▸ What you will do
Using the data below, gather each line that includes the word "наказание".

──────── Exercise inputs ────────

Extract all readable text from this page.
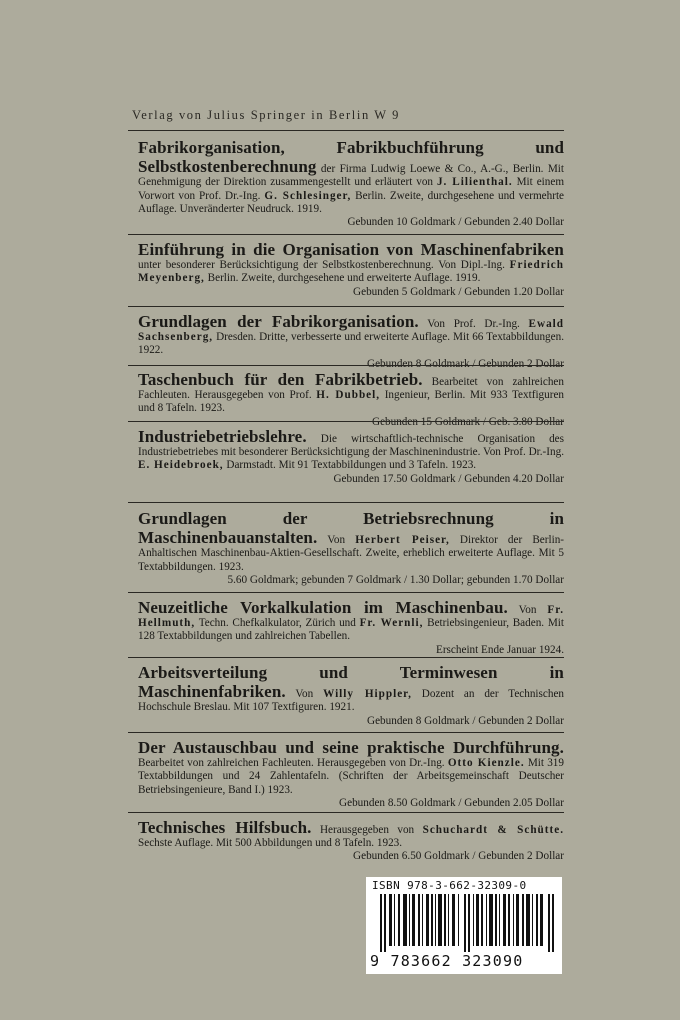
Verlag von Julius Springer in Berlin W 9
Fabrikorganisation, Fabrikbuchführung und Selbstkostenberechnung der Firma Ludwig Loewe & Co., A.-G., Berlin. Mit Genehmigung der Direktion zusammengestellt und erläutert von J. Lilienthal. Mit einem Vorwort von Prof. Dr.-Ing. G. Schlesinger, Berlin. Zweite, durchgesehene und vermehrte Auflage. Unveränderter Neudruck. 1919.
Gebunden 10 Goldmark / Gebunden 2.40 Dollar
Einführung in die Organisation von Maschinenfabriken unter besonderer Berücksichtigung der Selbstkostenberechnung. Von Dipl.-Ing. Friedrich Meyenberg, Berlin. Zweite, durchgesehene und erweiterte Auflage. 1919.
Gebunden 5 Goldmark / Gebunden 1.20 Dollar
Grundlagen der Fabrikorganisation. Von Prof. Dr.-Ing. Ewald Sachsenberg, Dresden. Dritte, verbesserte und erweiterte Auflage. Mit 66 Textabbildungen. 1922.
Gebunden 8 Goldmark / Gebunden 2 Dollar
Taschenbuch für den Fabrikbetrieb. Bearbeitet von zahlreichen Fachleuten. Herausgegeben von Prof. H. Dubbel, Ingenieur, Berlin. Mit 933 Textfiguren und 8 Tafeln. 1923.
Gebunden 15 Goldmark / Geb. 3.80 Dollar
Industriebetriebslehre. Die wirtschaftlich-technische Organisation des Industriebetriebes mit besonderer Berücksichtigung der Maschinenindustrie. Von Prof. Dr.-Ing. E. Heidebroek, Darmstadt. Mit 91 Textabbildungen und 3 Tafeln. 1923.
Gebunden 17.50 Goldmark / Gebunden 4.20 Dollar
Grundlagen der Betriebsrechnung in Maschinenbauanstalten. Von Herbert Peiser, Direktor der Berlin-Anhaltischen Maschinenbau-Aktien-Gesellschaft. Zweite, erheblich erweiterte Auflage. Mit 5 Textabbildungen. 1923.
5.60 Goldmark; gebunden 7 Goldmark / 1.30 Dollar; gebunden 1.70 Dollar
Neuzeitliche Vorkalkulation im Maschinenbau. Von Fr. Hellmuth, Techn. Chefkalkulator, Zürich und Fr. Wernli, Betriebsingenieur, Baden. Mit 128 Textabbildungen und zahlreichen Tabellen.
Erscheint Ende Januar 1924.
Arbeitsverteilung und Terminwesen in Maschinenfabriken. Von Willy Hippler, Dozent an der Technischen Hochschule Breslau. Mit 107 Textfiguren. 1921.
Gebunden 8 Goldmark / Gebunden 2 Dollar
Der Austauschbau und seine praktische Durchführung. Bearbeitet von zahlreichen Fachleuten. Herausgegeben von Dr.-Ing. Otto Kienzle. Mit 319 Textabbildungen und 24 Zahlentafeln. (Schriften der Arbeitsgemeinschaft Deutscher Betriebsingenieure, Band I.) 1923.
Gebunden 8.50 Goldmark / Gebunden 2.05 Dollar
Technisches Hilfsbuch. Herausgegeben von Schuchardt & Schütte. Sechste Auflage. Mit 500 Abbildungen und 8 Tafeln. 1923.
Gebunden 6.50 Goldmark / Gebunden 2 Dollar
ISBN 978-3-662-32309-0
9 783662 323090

────────
──────── Exercise inputs ────────

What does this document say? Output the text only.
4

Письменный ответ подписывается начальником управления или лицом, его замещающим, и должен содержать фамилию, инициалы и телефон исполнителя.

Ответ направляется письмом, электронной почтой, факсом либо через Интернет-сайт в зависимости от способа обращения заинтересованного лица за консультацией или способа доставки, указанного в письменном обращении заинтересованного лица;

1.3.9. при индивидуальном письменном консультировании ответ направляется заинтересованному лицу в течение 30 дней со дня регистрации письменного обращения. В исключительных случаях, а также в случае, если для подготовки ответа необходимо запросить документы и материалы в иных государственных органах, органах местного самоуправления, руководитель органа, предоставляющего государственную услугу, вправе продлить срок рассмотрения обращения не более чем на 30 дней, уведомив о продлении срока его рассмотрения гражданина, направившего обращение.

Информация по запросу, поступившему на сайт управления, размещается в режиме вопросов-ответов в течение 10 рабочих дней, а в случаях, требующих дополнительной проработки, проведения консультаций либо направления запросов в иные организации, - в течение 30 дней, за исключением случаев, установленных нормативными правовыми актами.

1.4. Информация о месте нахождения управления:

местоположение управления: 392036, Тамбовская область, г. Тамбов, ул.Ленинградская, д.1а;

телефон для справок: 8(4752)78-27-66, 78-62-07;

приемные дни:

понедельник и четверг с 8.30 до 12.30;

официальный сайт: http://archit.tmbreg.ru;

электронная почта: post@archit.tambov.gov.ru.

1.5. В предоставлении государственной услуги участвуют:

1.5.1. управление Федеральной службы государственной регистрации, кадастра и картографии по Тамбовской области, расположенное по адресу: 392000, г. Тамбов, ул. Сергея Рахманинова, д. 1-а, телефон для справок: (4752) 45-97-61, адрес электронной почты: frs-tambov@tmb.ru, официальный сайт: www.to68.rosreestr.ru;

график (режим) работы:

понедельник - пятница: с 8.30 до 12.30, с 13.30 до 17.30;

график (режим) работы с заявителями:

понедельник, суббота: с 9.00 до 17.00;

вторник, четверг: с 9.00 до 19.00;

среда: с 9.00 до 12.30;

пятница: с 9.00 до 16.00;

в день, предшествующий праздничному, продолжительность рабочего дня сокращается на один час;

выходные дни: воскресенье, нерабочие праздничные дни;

────────
──────── Exercise inputs ────────

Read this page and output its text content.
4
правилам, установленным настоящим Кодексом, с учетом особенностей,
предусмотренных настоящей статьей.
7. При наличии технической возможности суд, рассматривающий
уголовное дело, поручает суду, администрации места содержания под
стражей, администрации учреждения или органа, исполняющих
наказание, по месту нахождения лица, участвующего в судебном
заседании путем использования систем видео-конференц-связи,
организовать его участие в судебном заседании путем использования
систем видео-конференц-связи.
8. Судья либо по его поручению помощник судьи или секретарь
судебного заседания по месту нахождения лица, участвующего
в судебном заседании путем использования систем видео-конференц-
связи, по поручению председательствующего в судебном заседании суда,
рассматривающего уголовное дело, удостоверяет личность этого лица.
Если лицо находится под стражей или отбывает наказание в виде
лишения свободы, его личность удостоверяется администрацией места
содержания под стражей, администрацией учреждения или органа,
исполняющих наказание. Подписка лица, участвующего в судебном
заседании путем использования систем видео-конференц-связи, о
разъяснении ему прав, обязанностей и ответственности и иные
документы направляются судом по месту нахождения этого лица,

────────

▸ Complete response
наказание, по месту нахождения лица, участвующего в судебном
Если лицо находится под стражей или отбывает наказание в виде
исполняющих наказание. Подписка лица, участвующего в судебном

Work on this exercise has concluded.